> **What the task asks**:
Records follow. Copy every line with "umkc".

▬▬▬

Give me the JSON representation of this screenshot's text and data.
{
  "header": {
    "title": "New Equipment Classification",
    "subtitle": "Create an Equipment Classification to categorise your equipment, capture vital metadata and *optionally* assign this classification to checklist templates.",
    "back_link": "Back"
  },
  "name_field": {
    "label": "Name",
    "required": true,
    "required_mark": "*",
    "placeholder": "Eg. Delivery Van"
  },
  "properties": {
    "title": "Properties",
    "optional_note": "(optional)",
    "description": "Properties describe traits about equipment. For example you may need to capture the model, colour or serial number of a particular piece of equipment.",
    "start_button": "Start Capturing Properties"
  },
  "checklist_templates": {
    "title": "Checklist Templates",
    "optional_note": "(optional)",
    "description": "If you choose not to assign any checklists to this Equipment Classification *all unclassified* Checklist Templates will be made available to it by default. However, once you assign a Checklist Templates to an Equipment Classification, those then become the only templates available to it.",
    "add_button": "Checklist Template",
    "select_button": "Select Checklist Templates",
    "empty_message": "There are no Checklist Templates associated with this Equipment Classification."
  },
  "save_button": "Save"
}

▬▬▬

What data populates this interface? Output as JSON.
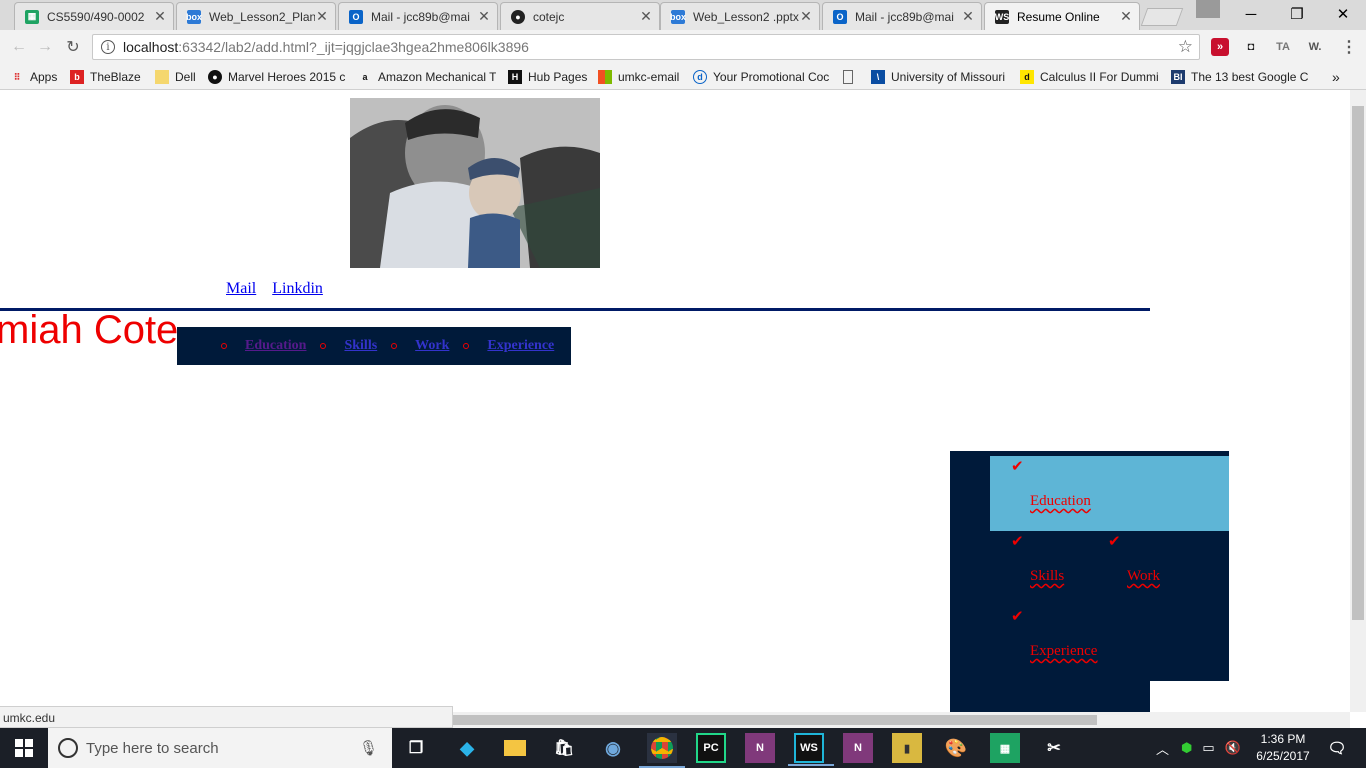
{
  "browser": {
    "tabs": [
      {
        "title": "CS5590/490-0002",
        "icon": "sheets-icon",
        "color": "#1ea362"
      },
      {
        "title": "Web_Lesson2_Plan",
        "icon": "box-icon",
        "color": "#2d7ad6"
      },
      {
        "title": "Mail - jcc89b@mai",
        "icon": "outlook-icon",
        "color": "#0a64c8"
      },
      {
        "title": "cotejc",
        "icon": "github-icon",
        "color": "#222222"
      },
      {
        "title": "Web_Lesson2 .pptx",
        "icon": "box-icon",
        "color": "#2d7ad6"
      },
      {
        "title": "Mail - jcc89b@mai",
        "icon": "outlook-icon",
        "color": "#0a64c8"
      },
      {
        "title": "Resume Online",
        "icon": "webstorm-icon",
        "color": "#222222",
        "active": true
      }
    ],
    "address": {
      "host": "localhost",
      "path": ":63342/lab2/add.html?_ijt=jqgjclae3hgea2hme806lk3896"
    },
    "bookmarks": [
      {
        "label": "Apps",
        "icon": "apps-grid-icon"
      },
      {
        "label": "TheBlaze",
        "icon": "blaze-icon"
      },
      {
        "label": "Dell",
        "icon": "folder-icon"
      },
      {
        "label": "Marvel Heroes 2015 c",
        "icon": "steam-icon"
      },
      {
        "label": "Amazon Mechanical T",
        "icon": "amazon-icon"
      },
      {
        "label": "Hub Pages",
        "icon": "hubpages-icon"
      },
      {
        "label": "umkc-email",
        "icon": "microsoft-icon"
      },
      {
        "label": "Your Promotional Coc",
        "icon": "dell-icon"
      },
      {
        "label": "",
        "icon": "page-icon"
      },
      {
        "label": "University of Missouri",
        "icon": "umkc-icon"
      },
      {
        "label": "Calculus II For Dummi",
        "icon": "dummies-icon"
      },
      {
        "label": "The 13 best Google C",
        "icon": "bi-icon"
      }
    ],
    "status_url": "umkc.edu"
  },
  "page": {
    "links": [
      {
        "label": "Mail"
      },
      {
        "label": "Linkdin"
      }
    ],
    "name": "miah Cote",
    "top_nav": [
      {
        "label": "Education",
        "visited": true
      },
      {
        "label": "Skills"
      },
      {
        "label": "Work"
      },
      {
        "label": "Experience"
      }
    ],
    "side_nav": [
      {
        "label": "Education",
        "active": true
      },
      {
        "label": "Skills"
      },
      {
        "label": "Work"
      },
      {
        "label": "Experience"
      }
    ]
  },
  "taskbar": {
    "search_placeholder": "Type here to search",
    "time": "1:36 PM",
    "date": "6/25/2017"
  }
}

▬▬▬

> **Response to this task**:
        "label": "umkc-email",
        "icon": "umkc-icon"
    "status_url": "umkc.edu"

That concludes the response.